Select, from the material below, each line with "Japanese" in it.

═══ The input

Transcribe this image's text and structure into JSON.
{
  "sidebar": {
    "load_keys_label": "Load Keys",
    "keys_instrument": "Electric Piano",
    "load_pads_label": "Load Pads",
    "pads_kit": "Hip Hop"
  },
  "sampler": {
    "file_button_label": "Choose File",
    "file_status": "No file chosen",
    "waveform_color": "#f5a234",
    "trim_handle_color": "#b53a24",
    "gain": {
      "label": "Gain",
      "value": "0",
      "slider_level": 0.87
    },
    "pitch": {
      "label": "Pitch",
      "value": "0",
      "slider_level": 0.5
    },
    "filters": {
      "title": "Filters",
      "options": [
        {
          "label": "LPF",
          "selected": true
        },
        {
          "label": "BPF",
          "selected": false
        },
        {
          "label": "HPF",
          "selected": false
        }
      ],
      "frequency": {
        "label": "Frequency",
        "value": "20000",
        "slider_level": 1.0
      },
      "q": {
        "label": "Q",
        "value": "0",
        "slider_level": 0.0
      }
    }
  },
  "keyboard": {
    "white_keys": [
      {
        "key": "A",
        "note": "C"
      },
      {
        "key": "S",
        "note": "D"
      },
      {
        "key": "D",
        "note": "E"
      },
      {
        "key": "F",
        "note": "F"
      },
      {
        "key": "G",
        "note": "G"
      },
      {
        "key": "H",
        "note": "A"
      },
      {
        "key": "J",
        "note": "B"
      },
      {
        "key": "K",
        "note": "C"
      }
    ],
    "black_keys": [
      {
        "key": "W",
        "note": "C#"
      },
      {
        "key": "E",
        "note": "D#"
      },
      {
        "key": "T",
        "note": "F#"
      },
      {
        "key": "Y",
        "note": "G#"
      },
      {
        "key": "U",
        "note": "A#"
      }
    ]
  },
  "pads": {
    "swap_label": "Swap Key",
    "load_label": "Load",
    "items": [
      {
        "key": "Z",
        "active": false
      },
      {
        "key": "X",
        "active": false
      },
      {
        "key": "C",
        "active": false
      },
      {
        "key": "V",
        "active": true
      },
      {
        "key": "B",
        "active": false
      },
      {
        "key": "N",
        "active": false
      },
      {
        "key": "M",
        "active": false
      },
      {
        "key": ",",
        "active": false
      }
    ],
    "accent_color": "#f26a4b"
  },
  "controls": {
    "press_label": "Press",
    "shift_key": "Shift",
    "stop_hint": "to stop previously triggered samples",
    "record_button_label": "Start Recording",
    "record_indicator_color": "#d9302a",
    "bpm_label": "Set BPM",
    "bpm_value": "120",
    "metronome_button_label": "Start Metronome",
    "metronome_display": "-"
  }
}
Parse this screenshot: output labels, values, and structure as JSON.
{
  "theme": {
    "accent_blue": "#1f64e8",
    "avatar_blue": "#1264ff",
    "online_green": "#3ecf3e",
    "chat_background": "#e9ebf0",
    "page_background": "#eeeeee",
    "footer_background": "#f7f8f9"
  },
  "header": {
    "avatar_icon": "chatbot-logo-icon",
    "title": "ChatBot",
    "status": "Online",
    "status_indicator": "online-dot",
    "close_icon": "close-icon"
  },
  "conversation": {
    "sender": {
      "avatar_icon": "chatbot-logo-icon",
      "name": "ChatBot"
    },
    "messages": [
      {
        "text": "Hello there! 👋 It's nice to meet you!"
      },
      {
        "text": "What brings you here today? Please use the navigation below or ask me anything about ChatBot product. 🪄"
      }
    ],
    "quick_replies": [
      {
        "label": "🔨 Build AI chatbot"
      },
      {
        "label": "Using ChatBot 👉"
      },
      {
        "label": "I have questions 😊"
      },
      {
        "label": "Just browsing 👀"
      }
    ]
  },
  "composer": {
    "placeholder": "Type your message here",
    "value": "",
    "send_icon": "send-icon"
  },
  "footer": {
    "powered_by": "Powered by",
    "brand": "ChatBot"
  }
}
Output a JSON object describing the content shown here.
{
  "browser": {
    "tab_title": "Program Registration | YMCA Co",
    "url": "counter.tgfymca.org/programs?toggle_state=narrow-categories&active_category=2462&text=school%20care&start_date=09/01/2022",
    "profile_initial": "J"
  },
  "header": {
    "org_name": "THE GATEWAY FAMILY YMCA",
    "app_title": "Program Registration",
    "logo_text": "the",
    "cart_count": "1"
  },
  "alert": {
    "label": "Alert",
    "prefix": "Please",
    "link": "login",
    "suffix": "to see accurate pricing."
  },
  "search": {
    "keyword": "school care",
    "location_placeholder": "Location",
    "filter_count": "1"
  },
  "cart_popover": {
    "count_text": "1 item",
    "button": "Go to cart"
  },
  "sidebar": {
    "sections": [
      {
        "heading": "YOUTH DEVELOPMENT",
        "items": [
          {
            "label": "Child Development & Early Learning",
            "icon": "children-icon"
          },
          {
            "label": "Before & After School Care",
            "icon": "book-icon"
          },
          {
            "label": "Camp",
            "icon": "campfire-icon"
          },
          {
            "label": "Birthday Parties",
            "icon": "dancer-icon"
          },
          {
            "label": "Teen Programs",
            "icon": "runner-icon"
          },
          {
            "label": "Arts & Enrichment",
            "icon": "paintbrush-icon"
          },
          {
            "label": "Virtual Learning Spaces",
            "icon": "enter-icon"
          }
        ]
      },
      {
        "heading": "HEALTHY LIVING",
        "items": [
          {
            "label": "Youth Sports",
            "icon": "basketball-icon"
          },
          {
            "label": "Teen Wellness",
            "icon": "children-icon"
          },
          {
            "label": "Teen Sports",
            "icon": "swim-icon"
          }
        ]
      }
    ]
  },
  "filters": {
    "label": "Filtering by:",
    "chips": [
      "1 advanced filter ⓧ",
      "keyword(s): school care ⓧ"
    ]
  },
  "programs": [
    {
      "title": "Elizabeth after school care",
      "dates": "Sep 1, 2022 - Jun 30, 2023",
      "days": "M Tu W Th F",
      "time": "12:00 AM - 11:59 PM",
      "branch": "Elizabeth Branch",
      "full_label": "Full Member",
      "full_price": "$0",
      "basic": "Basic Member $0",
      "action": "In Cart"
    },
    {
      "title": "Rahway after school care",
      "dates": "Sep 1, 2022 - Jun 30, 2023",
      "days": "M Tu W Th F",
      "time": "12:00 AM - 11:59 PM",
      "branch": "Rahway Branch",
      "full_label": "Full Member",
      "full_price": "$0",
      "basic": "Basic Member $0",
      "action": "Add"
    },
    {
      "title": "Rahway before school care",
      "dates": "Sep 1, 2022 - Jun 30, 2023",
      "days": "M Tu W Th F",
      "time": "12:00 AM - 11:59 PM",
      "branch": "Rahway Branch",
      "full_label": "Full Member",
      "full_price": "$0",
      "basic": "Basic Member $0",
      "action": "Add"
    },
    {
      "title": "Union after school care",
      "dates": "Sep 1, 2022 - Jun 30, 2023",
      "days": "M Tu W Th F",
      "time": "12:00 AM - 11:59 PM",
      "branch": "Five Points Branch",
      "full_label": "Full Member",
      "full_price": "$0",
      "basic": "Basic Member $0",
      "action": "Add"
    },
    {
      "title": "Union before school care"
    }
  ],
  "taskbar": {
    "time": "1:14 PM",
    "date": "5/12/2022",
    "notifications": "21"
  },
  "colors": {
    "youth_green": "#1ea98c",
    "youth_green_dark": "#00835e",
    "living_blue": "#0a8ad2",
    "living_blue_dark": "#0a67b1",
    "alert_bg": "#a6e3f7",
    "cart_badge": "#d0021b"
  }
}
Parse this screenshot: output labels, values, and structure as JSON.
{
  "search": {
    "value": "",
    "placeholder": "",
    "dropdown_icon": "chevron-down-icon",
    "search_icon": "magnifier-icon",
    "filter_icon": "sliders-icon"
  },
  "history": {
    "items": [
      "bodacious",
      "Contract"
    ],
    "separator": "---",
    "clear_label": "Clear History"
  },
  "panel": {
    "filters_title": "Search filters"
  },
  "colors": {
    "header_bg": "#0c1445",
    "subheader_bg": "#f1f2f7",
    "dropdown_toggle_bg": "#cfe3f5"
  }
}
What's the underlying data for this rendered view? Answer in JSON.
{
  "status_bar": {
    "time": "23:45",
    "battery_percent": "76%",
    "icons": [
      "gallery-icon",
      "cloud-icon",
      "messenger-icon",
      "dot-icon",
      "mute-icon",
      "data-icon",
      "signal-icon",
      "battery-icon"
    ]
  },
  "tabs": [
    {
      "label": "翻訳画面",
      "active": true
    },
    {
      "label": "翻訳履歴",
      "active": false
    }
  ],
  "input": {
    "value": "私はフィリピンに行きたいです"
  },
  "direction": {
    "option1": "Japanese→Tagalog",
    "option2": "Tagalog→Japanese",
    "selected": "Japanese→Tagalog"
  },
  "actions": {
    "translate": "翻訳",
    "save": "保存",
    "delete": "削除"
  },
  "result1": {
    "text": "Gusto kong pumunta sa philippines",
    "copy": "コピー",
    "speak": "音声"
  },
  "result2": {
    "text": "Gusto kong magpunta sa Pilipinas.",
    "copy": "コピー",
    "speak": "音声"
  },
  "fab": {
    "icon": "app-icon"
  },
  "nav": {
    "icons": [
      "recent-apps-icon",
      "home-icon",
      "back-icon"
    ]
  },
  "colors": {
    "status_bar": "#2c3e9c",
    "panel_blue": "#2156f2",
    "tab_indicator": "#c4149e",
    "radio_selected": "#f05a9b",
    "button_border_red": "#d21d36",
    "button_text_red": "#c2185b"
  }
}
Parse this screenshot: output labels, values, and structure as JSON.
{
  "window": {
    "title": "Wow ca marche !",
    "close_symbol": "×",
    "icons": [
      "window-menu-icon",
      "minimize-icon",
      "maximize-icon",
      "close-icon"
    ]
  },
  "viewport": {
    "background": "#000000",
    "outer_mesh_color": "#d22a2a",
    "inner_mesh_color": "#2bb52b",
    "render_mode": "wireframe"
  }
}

══════

__Solution__
    "option1": "Japanese→Tagalog",
    "option2": "Tagalog→Japanese",
    "selected": "Japanese→Tagalog"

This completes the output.